* BEGIN Entries *

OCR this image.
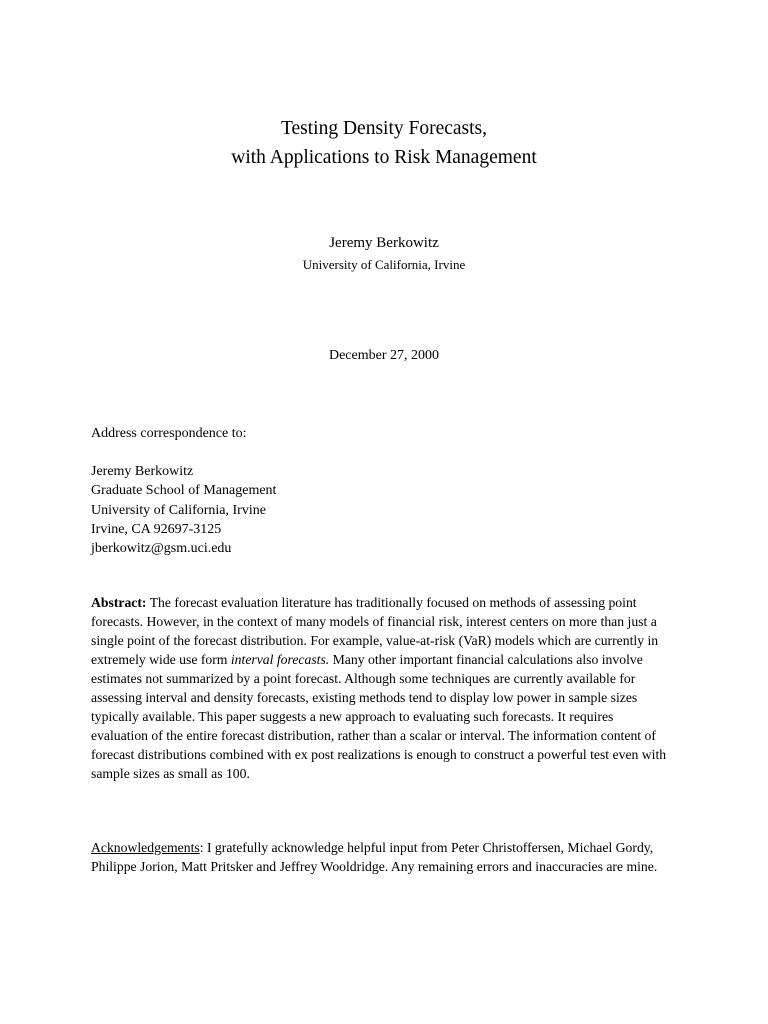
Testing Density Forecasts,
with Applications to Risk Management
Jeremy Berkowitz
University of California, Irvine
December 27, 2000
Address correspondence to:
Jeremy Berkowitz
Graduate School of Management
University of California, Irvine
Irvine, CA 92697-3125
jberkowitz@gsm.uci.edu
Abstract: The forecast evaluation literature has traditionally focused on methods of assessing point
forecasts. However, in the context of many models of financial risk, interest centers on more than just a
single point of the forecast distribution. For example, value-at-risk (VaR) models which are currently in
extremely wide use form interval forecasts. Many other important financial calculations also involve
estimates not summarized by a point forecast. Although some techniques are currently available for
assessing interval and density forecasts, existing methods tend to display low power in sample sizes
typically available. This paper suggests a new approach to evaluating such forecasts. It requires
evaluation of the entire forecast distribution, rather than a scalar or interval. The information content of
forecast distributions combined with ex post realizations is enough to construct a powerful test even with
sample sizes as small as 100.
Acknowledgements: I gratefully acknowledge helpful input from Peter Christoffersen, Michael Gordy,
Philippe Jorion, Matt Pritsker and Jeffrey Wooldridge. Any remaining errors and inaccuracies are mine.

* END Entries *

**Problem requirements**
Reply with nothing except the number of lines in the listing above that include the string "sample".

**Answer for the task**
2